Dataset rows
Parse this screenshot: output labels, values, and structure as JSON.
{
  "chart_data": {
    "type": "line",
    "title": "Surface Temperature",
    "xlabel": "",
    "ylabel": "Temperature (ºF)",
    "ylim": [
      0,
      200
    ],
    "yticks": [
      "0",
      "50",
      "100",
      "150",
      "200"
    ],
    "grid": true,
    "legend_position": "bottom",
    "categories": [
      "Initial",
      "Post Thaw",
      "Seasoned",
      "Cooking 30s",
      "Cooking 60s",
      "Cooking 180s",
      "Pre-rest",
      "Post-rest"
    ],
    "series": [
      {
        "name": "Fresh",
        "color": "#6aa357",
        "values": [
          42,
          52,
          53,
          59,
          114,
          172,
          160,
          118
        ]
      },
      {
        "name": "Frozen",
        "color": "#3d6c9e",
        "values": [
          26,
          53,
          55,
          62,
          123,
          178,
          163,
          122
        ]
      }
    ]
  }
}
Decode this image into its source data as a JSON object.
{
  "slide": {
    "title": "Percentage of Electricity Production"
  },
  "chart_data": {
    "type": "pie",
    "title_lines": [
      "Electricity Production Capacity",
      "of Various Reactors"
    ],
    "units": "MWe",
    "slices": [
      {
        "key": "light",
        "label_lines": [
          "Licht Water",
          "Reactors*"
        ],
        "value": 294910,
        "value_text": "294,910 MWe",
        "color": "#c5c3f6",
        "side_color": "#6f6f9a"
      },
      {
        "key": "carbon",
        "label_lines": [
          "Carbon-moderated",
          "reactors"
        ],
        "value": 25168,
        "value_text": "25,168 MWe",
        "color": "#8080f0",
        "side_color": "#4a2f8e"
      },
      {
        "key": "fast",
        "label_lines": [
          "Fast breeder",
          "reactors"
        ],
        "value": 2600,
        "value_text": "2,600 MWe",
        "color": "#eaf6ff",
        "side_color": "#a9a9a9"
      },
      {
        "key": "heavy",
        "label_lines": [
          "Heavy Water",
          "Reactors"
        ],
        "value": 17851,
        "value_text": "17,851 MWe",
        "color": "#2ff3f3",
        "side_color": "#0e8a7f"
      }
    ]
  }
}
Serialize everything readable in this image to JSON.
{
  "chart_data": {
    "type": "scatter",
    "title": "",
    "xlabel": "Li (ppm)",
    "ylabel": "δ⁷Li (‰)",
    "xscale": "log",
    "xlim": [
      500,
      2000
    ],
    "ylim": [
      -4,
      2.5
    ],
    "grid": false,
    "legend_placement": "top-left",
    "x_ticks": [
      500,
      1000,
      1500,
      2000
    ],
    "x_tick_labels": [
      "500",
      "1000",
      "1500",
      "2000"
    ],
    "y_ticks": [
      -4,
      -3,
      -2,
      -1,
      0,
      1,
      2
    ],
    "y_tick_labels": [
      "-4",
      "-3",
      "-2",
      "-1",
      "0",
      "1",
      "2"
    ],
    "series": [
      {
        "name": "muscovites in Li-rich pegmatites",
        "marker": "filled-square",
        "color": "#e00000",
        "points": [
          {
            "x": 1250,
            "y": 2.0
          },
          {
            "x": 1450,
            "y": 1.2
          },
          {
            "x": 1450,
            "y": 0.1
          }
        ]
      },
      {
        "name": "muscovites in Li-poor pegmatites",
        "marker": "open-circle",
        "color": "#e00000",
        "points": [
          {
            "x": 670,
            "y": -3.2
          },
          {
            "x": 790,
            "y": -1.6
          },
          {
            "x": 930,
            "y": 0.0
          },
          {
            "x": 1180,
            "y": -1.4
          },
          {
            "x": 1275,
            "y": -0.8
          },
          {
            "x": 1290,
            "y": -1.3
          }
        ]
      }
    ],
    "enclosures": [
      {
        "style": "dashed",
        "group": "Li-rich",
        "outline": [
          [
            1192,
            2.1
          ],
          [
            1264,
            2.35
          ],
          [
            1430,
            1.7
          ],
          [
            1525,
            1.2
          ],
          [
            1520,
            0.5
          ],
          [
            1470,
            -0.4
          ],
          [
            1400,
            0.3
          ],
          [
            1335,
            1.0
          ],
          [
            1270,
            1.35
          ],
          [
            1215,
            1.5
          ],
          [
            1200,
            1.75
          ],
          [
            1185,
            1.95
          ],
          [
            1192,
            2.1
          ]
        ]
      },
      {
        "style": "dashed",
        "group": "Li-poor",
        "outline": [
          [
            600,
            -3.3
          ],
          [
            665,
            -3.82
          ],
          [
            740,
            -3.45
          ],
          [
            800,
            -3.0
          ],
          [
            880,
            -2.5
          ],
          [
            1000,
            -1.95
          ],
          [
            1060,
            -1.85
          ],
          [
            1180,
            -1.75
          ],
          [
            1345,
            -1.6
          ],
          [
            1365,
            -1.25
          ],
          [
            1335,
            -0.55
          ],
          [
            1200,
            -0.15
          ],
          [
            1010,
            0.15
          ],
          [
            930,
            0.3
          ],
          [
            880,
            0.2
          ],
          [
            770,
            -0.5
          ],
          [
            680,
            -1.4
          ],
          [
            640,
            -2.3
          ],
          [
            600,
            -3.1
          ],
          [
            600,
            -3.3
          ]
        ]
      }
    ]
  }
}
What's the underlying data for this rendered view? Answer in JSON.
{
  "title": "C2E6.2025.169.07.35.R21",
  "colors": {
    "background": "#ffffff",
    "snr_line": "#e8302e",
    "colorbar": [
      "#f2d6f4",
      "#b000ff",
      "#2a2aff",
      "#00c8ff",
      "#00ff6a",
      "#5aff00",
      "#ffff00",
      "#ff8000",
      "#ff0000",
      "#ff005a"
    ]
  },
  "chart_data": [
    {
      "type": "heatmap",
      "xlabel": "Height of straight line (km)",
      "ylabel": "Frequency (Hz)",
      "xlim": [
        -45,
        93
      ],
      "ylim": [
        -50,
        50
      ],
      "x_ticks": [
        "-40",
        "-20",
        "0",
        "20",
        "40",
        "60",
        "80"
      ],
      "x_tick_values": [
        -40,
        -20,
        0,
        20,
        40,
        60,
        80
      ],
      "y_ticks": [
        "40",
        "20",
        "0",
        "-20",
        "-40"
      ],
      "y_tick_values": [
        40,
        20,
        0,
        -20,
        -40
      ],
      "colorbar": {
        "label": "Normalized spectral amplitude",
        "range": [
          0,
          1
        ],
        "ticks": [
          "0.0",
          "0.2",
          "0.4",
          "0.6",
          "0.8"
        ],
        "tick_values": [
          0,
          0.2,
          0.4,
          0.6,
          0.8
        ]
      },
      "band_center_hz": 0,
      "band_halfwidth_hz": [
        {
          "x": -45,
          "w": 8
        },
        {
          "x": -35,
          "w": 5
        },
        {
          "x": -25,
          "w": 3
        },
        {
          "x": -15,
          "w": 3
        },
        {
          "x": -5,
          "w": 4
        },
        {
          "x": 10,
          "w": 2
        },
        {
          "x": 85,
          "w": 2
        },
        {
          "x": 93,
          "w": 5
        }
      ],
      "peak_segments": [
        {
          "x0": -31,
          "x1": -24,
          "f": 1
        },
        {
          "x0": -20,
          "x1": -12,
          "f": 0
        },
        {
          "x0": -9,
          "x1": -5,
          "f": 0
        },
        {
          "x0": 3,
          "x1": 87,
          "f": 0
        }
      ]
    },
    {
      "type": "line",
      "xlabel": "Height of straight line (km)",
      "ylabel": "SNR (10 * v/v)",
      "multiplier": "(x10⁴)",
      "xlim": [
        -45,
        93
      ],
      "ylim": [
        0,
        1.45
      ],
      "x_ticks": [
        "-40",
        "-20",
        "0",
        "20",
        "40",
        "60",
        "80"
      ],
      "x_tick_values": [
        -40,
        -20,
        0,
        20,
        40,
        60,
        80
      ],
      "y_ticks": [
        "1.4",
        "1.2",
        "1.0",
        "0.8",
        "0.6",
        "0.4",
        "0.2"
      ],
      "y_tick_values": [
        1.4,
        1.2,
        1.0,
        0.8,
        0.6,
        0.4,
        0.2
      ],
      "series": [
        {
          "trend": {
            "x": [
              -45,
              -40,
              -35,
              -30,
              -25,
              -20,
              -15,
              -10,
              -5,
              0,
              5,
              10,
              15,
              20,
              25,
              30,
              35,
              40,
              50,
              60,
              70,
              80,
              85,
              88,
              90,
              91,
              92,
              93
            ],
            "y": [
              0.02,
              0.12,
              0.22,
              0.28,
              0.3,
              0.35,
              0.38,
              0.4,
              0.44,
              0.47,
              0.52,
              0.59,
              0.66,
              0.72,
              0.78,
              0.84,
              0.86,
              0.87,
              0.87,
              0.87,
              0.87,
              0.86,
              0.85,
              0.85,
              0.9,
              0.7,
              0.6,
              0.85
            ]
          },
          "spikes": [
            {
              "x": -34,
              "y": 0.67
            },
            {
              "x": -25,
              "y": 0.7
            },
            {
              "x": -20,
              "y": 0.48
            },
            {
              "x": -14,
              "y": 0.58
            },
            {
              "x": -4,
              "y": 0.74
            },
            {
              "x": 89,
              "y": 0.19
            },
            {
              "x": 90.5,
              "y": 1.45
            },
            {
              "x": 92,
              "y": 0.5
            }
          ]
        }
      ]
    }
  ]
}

EXERCISE DIRECTIONS — Copy every single line of the material above that holds "xlabel".

THE OUTPUT —
    "xlabel": "",
    "xlabel": "Li (ppm)",
      "xlabel": "Height of straight line (km)",
      "xlabel": "Height of straight line (km)",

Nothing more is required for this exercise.